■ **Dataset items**

==================================================

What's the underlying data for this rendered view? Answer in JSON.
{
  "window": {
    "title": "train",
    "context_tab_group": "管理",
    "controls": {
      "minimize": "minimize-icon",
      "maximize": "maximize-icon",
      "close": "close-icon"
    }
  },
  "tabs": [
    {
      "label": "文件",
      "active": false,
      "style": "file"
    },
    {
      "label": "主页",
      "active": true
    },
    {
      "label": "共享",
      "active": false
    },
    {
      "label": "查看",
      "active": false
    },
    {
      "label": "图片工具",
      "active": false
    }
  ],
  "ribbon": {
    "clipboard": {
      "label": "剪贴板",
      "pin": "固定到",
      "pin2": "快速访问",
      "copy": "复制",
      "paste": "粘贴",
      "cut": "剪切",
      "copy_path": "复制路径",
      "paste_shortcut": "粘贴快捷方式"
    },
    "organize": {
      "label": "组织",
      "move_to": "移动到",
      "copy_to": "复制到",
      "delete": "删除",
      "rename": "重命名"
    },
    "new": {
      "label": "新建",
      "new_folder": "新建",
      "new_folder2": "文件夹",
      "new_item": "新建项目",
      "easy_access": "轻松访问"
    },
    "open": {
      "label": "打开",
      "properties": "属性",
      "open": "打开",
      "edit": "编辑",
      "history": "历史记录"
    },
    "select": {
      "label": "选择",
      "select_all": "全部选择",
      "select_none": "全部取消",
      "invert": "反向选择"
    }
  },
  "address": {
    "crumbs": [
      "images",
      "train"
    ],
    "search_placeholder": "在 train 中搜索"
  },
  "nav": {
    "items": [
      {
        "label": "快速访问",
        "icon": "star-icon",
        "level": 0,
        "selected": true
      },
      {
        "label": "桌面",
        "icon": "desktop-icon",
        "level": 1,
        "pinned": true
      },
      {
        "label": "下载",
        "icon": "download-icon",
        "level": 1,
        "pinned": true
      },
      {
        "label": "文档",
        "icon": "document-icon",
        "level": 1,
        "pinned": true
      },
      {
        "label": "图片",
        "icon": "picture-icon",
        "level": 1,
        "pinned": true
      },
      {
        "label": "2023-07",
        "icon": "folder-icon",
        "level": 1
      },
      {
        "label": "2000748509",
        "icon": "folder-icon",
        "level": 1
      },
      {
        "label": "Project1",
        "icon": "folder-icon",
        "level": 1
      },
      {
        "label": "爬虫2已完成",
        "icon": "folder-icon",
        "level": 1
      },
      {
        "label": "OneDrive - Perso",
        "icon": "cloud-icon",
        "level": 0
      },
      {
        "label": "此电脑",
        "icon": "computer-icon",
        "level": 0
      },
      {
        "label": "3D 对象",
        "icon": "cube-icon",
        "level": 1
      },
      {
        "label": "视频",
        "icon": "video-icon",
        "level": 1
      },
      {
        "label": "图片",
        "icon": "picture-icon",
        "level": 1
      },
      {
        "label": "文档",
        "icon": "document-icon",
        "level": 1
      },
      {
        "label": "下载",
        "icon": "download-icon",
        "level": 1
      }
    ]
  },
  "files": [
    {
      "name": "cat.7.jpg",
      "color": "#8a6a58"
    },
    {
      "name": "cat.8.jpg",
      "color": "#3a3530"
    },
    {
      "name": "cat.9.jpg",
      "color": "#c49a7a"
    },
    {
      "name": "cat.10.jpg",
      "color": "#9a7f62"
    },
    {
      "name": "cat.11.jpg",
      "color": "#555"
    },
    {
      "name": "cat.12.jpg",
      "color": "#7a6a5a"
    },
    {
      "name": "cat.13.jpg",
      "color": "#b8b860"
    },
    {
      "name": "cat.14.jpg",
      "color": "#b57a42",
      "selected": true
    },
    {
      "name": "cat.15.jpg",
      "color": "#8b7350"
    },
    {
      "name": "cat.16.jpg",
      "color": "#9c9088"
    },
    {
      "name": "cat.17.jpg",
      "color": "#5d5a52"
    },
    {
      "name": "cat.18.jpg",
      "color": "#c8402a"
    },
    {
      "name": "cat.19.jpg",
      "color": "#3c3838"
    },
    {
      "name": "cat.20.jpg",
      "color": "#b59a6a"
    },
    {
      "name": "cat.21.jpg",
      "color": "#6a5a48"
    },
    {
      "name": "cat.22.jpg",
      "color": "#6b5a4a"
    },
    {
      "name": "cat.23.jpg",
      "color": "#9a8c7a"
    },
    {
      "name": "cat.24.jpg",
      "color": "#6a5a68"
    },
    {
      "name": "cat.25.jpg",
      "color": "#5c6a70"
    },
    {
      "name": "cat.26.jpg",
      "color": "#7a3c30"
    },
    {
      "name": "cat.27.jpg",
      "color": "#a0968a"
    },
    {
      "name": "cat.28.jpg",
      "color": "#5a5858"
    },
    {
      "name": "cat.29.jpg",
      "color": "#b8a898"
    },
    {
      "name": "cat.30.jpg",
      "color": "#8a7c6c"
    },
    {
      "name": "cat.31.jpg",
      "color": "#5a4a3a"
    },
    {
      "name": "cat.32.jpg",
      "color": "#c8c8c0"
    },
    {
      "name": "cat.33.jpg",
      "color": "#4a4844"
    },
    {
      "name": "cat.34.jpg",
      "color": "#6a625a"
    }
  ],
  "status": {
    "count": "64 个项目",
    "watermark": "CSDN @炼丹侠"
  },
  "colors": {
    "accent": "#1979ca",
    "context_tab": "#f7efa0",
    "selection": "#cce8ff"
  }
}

==================================================

Each record above should be returned exactly as it appears.

■ **Task result**
What's the underlying data for this rendered view? Answer in JSON.
{
  "window": {
    "title": "train",
    "context_tab_group": "管理",
    "controls": {
      "minimize": "minimize-icon",
      "maximize": "maximize-icon",
      "close": "close-icon"
    }
  },
  "tabs": [
    {
      "label": "文件",
      "active": false,
      "style": "file"
    },
    {
      "label": "主页",
      "active": true
    },
    {
      "label": "共享",
      "active": false
    },
    {
      "label": "查看",
      "active": false
    },
    {
      "label": "图片工具",
      "active": false
    }
  ],
  "ribbon": {
    "clipboard": {
      "label": "剪贴板",
      "pin": "固定到",
      "pin2": "快速访问",
      "copy": "复制",
      "paste": "粘贴",
      "cut": "剪切",
      "copy_path": "复制路径",
      "paste_shortcut": "粘贴快捷方式"
    },
    "organize": {
      "label": "组织",
      "move_to": "移动到",
      "copy_to": "复制到",
      "delete": "删除",
      "rename": "重命名"
    },
    "new": {
      "label": "新建",
      "new_folder": "新建",
      "new_folder2": "文件夹",
      "new_item": "新建项目",
      "easy_access": "轻松访问"
    },
    "open": {
      "label": "打开",
      "properties": "属性",
      "open": "打开",
      "edit": "编辑",
      "history": "历史记录"
    },
    "select": {
      "label": "选择",
      "select_all": "全部选择",
      "select_none": "全部取消",
      "invert": "反向选择"
    }
  },
  "address": {
    "crumbs": [
      "images",
      "train"
    ],
    "search_placeholder": "在 train 中搜索"
  },
  "nav": {
    "items": [
      {
        "label": "快速访问",
        "icon": "star-icon",
        "level": 0,
        "selected": true
      },
      {
        "label": "桌面",
        "icon": "desktop-icon",
        "level": 1,
        "pinned": true
      },
      {
        "label": "下载",
        "icon": "download-icon",
        "level": 1,
        "pinned": true
      },
      {
        "label": "文档",
        "icon": "document-icon",
        "level": 1,
        "pinned": true
      },
      {
        "label": "图片",
        "icon": "picture-icon",
        "level": 1,
        "pinned": true
      },
      {
        "label": "2023-07",
        "icon": "folder-icon",
        "level": 1
      },
      {
        "label": "2000748509",
        "icon": "folder-icon",
        "level": 1
      },
      {
        "label": "Project1",
        "icon": "folder-icon",
        "level": 1
      },
      {
        "label": "爬虫2已完成",
        "icon": "folder-icon",
        "level": 1
      },
      {
        "label": "OneDrive - Perso",
        "icon": "cloud-icon",
        "level": 0
      },
      {
        "label": "此电脑",
        "icon": "computer-icon",
        "level": 0
      },
      {
        "label": "3D 对象",
        "icon": "cube-icon",
        "level": 1
      },
      {
        "label": "视频",
        "icon": "video-icon",
        "level": 1
      },
      {
        "label": "图片",
        "icon": "picture-icon",
        "level": 1
      },
      {
        "label": "文档",
        "icon": "document-icon",
        "level": 1
      },
      {
        "label": "下载",
        "icon": "download-icon",
        "level": 1
      }
    ]
  },
  "files": [
    {
      "name": "cat.7.jpg",
      "color": "#8a6a58"
    },
    {
      "name": "cat.8.jpg",
      "color": "#3a3530"
    },
    {
      "name": "cat.9.jpg",
      "color": "#c49a7a"
    },
    {
      "name": "cat.10.jpg",
      "color": "#9a7f62"
    },
    {
      "name": "cat.11.jpg",
      "color": "#555"
    },
    {
      "name": "cat.12.jpg",
      "color": "#7a6a5a"
    },
    {
      "name": "cat.13.jpg",
      "color": "#b8b860"
    },
    {
      "name": "cat.14.jpg",
      "color": "#b57a42",
      "selected": true
    },
    {
      "name": "cat.15.jpg",
      "color": "#8b7350"
    },
    {
      "name": "cat.16.jpg",
      "color": "#9c9088"
    },
    {
      "name": "cat.17.jpg",
      "color": "#5d5a52"
    },
    {
      "name": "cat.18.jpg",
      "color": "#c8402a"
    },
    {
      "name": "cat.19.jpg",
      "color": "#3c3838"
    },
    {
      "name": "cat.20.jpg",
      "color": "#b59a6a"
    },
    {
      "name": "cat.21.jpg",
      "color": "#6a5a48"
    },
    {
      "name": "cat.22.jpg",
      "color": "#6b5a4a"
    },
    {
      "name": "cat.23.jpg",
      "color": "#9a8c7a"
    },
    {
      "name": "cat.24.jpg",
      "color": "#6a5a68"
    },
    {
      "name": "cat.25.jpg",
      "color": "#5c6a70"
    },
    {
      "name": "cat.26.jpg",
      "color": "#7a3c30"
    },
    {
      "name": "cat.27.jpg",
      "color": "#a0968a"
    },
    {
      "name": "cat.28.jpg",
      "color": "#5a5858"
    },
    {
      "name": "cat.29.jpg",
      "color": "#b8a898"
    },
    {
      "name": "cat.30.jpg",
      "color": "#8a7c6c"
    },
    {
      "name": "cat.31.jpg",
      "color": "#5a4a3a"
    },
    {
      "name": "cat.32.jpg",
      "color": "#c8c8c0"
    },
    {
      "name": "cat.33.jpg",
      "color": "#4a4844"
    },
    {
      "name": "cat.34.jpg",
      "color": "#6a625a"
    }
  ],
  "status": {
    "count": "64 个项目",
    "watermark": "CSDN @炼丹侠"
  },
  "colors": {
    "accent": "#1979ca",
    "context_tab": "#f7efa0",
    "selection": "#cce8ff"
  }
}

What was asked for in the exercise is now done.